I. L'évolution
des crédits de la mission « Recherche et enseignement
supérieur » en 2017
1. Les crédits de la mission progressent
fortement cette année, avec plus de 800 millions
d'euros d'abondement en autorisations d'engagement et en
crédits de paiement, soit une hausse de plus de
3 % par rapport à 2016. Ils atteignent ainsi
27,12 milliards d'euros en autorisations d'engagement et
27,02 milliards d'euros en crédits de paiement,
représentant 6 % des crédits du budget
général.
2. Contrairement aux années
précédentes, cette hausse de l'enveloppe
budgétaire bénéficie tant à l'enseignement
supérieur (+ 3,71 % des crédits de paiement)
qu'à la recherche (+ 2,38 % des
crédits de paiement), seuls les programmes 192
« Recherche et enseignement supérieur en matière
économique et industrielle » et 186 « Recherche
culturelle et culture scientifique » connaissant une baisse de leurs
crédits.
3. Le montant des dépenses
fiscales rattachées à titre principal à la
mission reste stable, correspondant pour 90 % au
coût du crédit d'impôt recherche
(5,5 milliards d'euros).
4. L'enseignement supérieur et la recherche
bénéficient par ailleurs de plus de 5 milliards d'euros
inscrits au titre du troisième programme d'investissements
d'avenir (PIA 3), lequel fait l'objet, cette fois-ci, d'une
mission propre. Toutefois, seules les autorisations d'engagement
figurent dans le projet de loi de finances pour 2017, les
crédits de paiement n'étant prévus qu'à compter de
2018.
II. Les programmes « Enseignement
supérieur » (Philippe Adnot)

Consigne:
Répondez à ces questions sur le texte consacré aux crédits de la mission « Recherche et enseignement supérieur » :
(a) Quelle part des crédits du budget général représentent les crédits de la mission ?
(b) Quels sont les deux programmes dont les crédits baissent ?
(c) À partir de quelle année les crédits de paiement du PIA 3 sont-ils prévus ?

Données enregistrées:
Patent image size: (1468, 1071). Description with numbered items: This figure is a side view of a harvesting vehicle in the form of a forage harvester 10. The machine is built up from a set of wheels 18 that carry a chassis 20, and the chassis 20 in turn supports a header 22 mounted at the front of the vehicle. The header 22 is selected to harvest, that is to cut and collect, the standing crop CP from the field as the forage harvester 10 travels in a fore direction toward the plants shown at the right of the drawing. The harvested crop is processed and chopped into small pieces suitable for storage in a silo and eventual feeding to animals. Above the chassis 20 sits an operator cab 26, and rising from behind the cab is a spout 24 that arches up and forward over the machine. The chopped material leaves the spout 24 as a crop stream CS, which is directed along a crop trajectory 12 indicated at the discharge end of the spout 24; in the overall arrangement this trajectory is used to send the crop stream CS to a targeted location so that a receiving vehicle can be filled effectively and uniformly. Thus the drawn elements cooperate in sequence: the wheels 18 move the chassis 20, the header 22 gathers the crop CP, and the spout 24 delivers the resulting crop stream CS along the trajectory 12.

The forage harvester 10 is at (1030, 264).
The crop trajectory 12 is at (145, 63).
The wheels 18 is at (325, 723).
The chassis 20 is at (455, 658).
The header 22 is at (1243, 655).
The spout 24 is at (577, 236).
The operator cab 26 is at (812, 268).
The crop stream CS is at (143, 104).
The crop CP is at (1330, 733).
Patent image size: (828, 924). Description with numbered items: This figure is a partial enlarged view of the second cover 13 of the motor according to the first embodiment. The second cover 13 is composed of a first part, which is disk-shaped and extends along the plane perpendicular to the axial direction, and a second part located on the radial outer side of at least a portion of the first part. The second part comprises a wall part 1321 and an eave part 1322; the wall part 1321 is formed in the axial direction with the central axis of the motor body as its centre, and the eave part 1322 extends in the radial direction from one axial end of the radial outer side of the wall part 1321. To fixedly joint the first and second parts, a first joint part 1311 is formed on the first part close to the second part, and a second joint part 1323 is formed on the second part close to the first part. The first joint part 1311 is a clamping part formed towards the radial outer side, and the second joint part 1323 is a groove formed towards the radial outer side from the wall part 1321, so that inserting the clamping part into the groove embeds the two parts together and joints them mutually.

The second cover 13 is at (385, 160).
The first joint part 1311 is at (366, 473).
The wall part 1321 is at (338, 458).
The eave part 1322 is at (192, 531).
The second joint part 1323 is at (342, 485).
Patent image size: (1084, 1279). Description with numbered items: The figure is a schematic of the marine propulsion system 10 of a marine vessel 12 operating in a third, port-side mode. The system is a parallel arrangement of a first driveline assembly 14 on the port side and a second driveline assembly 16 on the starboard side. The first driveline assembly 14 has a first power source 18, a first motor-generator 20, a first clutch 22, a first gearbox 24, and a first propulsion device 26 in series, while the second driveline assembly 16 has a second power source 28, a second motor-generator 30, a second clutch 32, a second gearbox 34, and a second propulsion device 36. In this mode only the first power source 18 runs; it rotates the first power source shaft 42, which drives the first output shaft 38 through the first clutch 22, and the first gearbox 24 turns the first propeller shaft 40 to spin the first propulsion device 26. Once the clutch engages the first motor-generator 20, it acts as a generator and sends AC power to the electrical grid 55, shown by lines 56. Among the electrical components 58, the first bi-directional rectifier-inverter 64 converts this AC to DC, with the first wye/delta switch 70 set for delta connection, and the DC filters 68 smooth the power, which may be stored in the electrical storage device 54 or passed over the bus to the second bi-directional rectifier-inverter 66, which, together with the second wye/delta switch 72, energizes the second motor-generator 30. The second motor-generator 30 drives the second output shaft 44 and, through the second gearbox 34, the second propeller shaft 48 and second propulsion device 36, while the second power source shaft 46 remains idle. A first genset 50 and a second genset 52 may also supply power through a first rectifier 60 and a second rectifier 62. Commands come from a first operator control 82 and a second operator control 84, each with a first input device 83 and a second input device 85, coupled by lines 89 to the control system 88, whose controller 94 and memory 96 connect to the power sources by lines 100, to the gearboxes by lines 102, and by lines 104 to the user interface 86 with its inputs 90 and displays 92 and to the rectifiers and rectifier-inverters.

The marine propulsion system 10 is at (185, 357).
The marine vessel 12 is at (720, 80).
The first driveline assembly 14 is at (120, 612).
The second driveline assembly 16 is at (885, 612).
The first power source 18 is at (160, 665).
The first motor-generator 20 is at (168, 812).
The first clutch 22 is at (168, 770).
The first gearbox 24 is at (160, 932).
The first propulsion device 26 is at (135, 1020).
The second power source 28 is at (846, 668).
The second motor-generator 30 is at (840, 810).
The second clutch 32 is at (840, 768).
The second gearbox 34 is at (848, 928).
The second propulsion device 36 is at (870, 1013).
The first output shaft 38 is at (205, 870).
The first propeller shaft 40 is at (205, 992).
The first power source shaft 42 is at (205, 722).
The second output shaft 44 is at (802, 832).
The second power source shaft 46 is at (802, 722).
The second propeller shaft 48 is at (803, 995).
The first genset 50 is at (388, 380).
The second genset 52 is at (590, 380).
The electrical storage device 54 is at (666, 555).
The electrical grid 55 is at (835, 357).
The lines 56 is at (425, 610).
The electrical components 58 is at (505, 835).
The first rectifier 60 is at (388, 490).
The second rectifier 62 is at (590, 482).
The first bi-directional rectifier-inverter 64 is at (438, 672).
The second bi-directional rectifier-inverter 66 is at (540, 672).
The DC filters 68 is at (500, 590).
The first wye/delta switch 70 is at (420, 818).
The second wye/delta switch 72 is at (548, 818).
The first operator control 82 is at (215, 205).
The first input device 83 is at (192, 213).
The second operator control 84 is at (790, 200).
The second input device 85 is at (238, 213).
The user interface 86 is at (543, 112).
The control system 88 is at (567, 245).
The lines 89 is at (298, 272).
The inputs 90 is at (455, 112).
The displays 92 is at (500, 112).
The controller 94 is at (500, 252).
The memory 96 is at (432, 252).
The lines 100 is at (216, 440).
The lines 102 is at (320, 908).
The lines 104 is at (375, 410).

Réponse attendue:
(a) 6 % des crédits du budget général.
(b) Le programme 192 « Recherche et enseignement supérieur en matière économique et industrielle » et le programme 186 « Recherche culturelle et culture scientifique ».
(c) À partir de 2018.